## [REQUEST A]
In the Apache Spark overview, which method does an Estimator implement?

## [SELECTED EXTRACT]
________________________________________

The 101 of Apache spark

We will aproach the most important question we need to know when we work with Spark

Main features if apache Spark

Performance

The key feature of Apache Spark is its performance. With Apache Spark, we can run programs up to 100 times faster than Hadoop MapRedue in memory. On disk, we can run it 10 times faster than Hadoop.

Integrated Solution.

In Spark, we can create an integrated solution that combines the power of SQL, streaming and data analytics.

Run Everywhere

Apache Spark can run on many platforms. It can run on Hadoop, Mesos, in cloud or standalone. It can also connect to many data sources like HDFS, Casandra, HBase, S3 etc.

Stream Processing

Apache Spark also supports real time stream processing. With real time streaming, we can provide real time analytics solution. This is very useful for real-time data.

Characteristics Resilient distribution dataset in apache spark

Distributed

Data in an R.D.D. is distributed across multiple nodes.

Resilient

R.D.D. is a fault-tolerant dataset. In case of a node failure, Spark can re-compute data.

Dataset

It is a collection of data similar to collections in Scala

Immutable

Data in RDD cannot be modified after creation. But we can transform it using a Transformation.

Transformation in Apache spark

Transformation in Apache Spark is a function that can be applied to an R.D.D. The output of a transformation is another R.D.D.

A transformation does not change the input R.D.D. We can also create a pipeline of certain transformations to create a data flow.

The most common transformation in Apache Spark

Most frequent transformations

Filter(func)

This transformation returns a new dataset of elements that return true for func functions. It is used to filter elements in a dataset based on criteria in func functions.

 

Map(func)

A basic transformation that returns a new dataset by passing each element of the input dataset through func functions.

Union(other dataset)

Used to combine a dataset with another dataset to form a union of two datasets.

Intersection(other dataset)

This transformation gives the elements common to two datasets.

Pipe(command,[envVars]

Transformation passes each partition of the dataset through a shell command.

Apache Spark main operations in an RDD

Transformation

This is a function that is used to create a new RDD out of an existing RDD.

Action

This is a function that returns a value to the driver program after running a computation on RDD.

Difference between Transformer and Estimator

Transformer

A transformer is an abstraction for feature transformer and learned model. A Transformer implements transform() methhod. It converts one DataFrame to another DataFrame. It appends ine or more columns to a DataFrame.

Estimator

An estimator is an abstraction for a learning algorithm that fits or trains on data.

A Estimator implements fit() method. The fit() method takes a DataFrame as input and results in a Model.

Apache Spark pass functions

Anonymous function syntax

This is used for passing short pieces of code in an anonymous function.

Static methods in a singleton object

We can also define static methods in an object with only one instance, i.e. singleton. This object along with its methods can be passed to cluster nodes.

SECURITY OPTIONS IN SPARK​

Encryption

Apache spark supports encryption by SSL. We can use HTTPS protocol for secure data transfer. Therefore, data is transmitted in encrypted mode. We can use Spark.SSL parameters to set the SSL configuration.

________________________________________

## [SOURCE DATA]
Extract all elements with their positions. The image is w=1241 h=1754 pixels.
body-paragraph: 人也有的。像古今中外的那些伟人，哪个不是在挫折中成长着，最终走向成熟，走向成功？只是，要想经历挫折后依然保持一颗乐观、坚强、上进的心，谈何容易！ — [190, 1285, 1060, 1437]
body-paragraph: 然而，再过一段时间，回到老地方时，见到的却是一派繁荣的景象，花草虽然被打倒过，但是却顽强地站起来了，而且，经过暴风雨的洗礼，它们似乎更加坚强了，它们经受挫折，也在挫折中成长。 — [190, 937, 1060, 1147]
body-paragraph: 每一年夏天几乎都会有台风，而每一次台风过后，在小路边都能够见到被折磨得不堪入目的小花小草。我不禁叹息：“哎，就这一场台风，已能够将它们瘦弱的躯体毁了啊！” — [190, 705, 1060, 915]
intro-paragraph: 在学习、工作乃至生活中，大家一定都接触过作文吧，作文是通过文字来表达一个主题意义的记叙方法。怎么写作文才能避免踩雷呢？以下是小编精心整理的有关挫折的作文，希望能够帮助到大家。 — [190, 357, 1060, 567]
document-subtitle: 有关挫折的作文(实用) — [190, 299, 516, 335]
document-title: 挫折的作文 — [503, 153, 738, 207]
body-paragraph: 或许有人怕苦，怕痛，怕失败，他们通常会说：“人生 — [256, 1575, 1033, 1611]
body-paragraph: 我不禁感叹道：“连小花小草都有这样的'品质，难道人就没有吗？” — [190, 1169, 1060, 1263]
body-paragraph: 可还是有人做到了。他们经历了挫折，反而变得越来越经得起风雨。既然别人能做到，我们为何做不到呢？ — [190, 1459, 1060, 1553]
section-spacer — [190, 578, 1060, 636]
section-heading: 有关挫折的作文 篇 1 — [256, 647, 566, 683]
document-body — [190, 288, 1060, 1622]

________________________________________

## [REQUEST B]
Reproduce every row of Block 1 character for character, in the same order.

## [WRITTEN RESPONSE A]
The fit() method.

## [WRITTEN RESPONSE B]
Extract all elements with their positions. The image is w=1241 h=1754 pixels.
body-paragraph: 人也有的。像古今中外的那些伟人，哪个不是在挫折中成长着，最终走向成熟，走向成功？只是，要想经历挫折后依然保持一颗乐观、坚强、上进的心，谈何容易！ — [190, 1285, 1060, 1437]
body-paragraph: 然而，再过一段时间，回到老地方时，见到的却是一派繁荣的景象，花草虽然被打倒过，但是却顽强地站起来了，而且，经过暴风雨的洗礼，它们似乎更加坚强了，它们经受挫折，也在挫折中成长。 — [190, 937, 1060, 1147]
body-paragraph: 每一年夏天几乎都会有台风，而每一次台风过后，在小路边都能够见到被折磨得不堪入目的小花小草。我不禁叹息：“哎，就这一场台风，已能够将它们瘦弱的躯体毁了啊！” — [190, 705, 1060, 915]
intro-paragraph: 在学习、工作乃至生活中，大家一定都接触过作文吧，作文是通过文字来表达一个主题意义的记叙方法。怎么写作文才能避免踩雷呢？以下是小编精心整理的有关挫折的作文，希望能够帮助到大家。 — [190, 357, 1060, 567]
document-subtitle: 有关挫折的作文(实用) — [190, 299, 516, 335]
document-title: 挫折的作文 — [503, 153, 738, 207]
body-paragraph: 或许有人怕苦，怕痛，怕失败，他们通常会说：“人生 — [256, 1575, 1033, 1611]
body-paragraph: 我不禁感叹道：“连小花小草都有这样的'品质，难道人就没有吗？” — [190, 1169, 1060, 1263]
body-paragraph: 可还是有人做到了。他们经历了挫折，反而变得越来越经得起风雨。既然别人能做到，我们为何做不到呢？ — [190, 1459, 1060, 1553]
section-spacer — [190, 578, 1060, 636]
section-heading: 有关挫折的作文 篇 1 — [256, 647, 566, 683]
document-body — [190, 288, 1060, 1622]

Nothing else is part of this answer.